◆ **The request**: Review the lines that follow and copy each one that contains the word "exercitus".
** Start of Record excerpts **
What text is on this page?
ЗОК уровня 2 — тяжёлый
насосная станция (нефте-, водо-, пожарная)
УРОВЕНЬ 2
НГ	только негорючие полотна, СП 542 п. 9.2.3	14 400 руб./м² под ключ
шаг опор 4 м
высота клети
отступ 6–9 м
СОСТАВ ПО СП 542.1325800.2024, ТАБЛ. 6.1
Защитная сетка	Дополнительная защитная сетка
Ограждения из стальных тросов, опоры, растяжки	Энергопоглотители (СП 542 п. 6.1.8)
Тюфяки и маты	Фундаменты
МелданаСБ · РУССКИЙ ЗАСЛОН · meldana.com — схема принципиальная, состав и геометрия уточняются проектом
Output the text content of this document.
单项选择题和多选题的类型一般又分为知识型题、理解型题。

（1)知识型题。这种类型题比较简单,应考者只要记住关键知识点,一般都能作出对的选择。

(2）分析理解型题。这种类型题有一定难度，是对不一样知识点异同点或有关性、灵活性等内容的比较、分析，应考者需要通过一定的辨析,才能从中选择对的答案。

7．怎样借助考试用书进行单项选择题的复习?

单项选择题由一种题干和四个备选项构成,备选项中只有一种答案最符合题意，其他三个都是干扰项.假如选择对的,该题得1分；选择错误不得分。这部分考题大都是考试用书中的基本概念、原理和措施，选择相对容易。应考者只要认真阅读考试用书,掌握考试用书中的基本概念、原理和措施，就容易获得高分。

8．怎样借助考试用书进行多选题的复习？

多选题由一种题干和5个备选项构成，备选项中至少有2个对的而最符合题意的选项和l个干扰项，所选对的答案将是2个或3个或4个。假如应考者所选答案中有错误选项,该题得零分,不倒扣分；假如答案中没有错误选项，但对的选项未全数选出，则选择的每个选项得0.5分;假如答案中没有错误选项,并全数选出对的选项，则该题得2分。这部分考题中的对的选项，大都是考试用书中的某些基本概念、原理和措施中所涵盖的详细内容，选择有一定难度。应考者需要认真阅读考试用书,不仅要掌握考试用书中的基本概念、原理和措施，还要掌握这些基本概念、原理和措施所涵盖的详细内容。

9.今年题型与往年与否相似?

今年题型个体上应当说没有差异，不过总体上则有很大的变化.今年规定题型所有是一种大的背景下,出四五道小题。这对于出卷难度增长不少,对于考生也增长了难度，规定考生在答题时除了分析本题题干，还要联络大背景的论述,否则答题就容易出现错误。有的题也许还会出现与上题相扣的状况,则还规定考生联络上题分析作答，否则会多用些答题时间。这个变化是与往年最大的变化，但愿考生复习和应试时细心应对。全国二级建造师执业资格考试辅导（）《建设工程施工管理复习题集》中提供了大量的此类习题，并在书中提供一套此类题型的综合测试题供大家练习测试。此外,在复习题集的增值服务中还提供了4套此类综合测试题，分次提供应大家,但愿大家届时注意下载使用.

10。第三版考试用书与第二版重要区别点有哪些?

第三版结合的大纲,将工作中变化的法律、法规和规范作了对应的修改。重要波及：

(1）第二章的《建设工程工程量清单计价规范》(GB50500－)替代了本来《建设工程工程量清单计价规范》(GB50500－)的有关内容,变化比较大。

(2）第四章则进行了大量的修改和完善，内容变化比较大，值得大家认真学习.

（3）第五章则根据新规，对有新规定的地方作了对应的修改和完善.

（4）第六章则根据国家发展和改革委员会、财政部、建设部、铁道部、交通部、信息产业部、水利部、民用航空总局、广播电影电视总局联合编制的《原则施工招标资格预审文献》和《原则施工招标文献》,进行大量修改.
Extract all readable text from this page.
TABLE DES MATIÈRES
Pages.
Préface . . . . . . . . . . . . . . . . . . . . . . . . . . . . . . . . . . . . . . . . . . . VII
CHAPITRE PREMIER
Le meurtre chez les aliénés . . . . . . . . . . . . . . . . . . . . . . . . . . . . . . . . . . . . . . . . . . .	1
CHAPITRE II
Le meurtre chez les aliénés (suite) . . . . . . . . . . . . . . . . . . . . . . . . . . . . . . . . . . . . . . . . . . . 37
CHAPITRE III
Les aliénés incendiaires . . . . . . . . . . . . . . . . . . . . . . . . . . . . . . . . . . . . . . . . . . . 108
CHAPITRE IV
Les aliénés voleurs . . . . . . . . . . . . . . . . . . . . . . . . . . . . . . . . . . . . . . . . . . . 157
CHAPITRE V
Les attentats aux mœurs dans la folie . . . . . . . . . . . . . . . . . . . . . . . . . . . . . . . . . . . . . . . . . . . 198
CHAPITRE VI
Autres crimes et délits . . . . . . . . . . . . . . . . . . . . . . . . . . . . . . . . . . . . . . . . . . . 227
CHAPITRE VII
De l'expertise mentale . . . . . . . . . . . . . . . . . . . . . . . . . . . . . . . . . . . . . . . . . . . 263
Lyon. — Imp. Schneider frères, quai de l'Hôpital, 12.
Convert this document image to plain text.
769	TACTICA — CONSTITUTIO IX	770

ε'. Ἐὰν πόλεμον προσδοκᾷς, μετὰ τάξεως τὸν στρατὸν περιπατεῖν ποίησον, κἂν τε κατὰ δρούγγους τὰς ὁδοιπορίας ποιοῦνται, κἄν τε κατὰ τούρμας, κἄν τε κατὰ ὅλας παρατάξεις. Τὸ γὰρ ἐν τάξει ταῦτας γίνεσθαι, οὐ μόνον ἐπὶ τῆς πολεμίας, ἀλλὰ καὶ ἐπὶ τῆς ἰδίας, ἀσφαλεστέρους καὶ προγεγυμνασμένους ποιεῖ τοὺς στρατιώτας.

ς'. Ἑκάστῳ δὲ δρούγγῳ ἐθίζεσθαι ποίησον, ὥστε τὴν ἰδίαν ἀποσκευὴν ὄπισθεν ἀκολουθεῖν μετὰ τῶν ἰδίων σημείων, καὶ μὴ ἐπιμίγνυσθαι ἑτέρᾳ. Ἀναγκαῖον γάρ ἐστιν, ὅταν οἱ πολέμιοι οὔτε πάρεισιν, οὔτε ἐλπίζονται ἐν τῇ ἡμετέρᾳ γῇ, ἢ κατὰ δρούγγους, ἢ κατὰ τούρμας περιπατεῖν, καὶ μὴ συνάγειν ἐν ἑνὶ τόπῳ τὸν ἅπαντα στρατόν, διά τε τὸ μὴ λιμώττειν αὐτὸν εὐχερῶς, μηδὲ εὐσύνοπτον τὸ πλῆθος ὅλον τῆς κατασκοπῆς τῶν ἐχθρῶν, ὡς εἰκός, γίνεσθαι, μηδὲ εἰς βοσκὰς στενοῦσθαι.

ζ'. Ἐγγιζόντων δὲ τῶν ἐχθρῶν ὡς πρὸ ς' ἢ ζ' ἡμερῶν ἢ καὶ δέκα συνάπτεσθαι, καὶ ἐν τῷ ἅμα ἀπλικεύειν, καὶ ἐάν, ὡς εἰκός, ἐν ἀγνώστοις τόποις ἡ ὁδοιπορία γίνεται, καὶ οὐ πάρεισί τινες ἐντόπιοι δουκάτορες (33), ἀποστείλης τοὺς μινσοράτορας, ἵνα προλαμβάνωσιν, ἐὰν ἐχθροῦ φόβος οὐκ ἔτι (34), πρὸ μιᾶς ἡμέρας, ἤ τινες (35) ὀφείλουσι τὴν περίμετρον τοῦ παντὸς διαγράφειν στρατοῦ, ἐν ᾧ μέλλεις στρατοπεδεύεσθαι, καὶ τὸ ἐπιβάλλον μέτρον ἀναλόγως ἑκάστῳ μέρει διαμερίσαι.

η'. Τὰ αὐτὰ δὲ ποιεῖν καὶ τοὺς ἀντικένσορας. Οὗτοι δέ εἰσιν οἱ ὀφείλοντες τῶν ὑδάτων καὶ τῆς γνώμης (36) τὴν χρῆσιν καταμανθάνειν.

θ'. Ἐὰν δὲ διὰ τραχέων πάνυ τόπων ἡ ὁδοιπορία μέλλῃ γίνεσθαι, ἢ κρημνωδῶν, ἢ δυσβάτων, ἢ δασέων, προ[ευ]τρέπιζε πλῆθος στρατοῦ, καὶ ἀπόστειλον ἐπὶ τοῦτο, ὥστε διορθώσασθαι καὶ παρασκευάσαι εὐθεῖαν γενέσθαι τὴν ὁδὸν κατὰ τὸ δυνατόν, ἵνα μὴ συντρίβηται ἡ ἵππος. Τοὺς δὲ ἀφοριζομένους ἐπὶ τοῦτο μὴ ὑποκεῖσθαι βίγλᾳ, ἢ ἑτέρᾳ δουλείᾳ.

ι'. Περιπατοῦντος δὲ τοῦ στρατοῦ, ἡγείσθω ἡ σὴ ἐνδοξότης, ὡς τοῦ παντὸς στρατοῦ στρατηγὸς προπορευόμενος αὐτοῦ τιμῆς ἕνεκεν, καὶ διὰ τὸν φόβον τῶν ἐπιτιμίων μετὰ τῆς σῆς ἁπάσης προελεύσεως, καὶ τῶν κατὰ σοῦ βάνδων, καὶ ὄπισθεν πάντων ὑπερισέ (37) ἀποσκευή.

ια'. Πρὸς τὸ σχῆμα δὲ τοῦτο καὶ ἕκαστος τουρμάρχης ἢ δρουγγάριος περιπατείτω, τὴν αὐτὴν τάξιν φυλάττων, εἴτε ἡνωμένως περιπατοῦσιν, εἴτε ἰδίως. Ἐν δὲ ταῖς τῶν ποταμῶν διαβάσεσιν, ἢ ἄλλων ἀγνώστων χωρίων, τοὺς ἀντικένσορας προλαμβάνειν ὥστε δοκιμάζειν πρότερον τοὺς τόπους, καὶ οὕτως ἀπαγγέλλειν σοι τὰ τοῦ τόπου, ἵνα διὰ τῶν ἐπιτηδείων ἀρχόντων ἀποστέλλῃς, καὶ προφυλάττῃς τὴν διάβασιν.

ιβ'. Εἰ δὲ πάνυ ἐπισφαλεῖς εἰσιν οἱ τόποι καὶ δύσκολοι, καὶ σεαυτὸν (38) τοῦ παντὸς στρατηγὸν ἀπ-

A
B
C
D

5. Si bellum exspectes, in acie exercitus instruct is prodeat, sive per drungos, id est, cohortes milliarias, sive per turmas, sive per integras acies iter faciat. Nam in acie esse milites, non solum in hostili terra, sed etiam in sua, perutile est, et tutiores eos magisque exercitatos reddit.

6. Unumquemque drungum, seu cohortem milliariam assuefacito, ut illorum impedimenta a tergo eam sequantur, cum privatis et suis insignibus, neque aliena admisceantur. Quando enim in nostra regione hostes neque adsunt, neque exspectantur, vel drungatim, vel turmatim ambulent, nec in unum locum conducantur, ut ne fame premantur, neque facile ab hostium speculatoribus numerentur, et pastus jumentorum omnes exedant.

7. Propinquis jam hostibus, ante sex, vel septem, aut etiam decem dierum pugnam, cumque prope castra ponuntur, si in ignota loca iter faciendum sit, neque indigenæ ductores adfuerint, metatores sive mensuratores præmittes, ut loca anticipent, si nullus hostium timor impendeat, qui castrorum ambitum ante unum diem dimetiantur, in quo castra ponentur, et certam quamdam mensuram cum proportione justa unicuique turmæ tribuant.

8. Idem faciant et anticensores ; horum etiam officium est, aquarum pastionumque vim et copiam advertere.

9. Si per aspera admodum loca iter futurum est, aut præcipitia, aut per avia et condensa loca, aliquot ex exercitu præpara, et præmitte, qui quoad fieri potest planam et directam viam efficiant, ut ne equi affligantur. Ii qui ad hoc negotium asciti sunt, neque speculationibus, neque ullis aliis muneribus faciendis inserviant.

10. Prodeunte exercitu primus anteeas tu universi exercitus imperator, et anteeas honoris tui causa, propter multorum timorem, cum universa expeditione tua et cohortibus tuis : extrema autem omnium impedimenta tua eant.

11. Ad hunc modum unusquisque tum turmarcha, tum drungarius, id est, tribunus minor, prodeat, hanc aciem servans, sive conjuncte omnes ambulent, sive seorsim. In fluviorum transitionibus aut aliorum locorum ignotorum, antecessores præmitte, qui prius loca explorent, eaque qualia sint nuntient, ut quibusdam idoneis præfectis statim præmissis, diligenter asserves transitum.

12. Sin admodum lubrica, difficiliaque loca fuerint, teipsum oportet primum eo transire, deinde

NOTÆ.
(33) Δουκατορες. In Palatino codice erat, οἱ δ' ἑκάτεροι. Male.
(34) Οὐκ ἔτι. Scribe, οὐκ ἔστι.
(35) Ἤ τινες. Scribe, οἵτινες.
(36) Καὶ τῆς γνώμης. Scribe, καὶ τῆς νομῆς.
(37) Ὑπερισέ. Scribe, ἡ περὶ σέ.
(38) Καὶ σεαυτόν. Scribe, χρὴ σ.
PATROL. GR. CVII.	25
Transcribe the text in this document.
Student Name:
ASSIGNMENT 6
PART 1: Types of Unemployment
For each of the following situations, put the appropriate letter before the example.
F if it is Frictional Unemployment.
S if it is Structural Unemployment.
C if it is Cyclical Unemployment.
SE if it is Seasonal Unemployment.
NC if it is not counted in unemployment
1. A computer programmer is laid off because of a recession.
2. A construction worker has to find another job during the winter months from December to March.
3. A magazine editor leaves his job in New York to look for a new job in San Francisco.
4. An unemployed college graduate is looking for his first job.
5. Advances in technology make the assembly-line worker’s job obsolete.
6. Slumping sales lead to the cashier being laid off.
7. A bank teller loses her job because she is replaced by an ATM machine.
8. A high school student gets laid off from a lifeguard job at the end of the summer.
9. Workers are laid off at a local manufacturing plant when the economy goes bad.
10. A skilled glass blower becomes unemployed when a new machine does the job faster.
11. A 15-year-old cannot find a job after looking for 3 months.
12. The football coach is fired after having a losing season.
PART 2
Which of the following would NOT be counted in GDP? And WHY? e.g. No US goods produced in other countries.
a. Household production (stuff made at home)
** End of Record excerpts **
◆ **Written reply**:
5. Si bellum exspectes, in acie exercitus instruct is prodeat, sive per drungos, id est, cohortes milliarias, sive per turmas, sive per integras acies iter faciat. Nam in acie esse milites, non solum in hostili terra, sed etiam in sua, perutile est, et tutiores eos magisque exercitatos reddit.
10. Prodeunte exercitu primus anteeas tu universi exercitus imperator, et anteeas honoris tui causa, propter multorum timorem, cum universa expeditione tua et cohortibus tuis : extrema autem omnium impedimenta tua eant.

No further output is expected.